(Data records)
--- BEGIN ---
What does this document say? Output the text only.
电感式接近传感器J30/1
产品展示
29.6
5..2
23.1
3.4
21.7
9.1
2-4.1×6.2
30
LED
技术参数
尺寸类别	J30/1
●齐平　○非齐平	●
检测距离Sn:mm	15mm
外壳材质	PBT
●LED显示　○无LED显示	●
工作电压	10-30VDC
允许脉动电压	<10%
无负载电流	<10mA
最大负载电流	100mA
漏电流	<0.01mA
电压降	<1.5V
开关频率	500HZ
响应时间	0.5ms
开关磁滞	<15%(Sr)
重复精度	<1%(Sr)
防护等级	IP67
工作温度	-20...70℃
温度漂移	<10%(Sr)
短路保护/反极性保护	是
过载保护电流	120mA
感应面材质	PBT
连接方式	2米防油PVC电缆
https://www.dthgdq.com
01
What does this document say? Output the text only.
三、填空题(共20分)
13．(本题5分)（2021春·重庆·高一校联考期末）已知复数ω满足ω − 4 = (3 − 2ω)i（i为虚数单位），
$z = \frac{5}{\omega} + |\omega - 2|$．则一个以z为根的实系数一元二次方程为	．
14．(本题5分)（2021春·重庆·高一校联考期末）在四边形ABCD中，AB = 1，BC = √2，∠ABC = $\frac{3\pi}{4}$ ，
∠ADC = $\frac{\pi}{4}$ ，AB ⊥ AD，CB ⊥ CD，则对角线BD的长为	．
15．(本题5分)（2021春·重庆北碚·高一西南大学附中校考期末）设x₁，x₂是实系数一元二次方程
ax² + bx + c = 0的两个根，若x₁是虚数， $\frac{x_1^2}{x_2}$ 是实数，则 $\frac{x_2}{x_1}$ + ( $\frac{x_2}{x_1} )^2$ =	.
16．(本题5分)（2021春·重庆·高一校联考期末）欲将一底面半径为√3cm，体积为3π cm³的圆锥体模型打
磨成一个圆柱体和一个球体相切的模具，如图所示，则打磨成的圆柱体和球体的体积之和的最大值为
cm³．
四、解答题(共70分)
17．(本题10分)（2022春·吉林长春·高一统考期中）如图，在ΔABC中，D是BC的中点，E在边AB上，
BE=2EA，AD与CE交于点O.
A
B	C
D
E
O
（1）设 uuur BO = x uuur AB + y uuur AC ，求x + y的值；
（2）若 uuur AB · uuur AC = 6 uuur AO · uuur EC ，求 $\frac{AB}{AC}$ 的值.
--- END ---
From the listing above, collect every line that mentions the word "uuur".

（1）设 uuur BO = x uuur AB + y uuur AC ，求x + y的值；
（2）若 uuur AB · uuur AC = 6 uuur AO · uuur EC ，求 $\frac{AB}{AC}$ 的值.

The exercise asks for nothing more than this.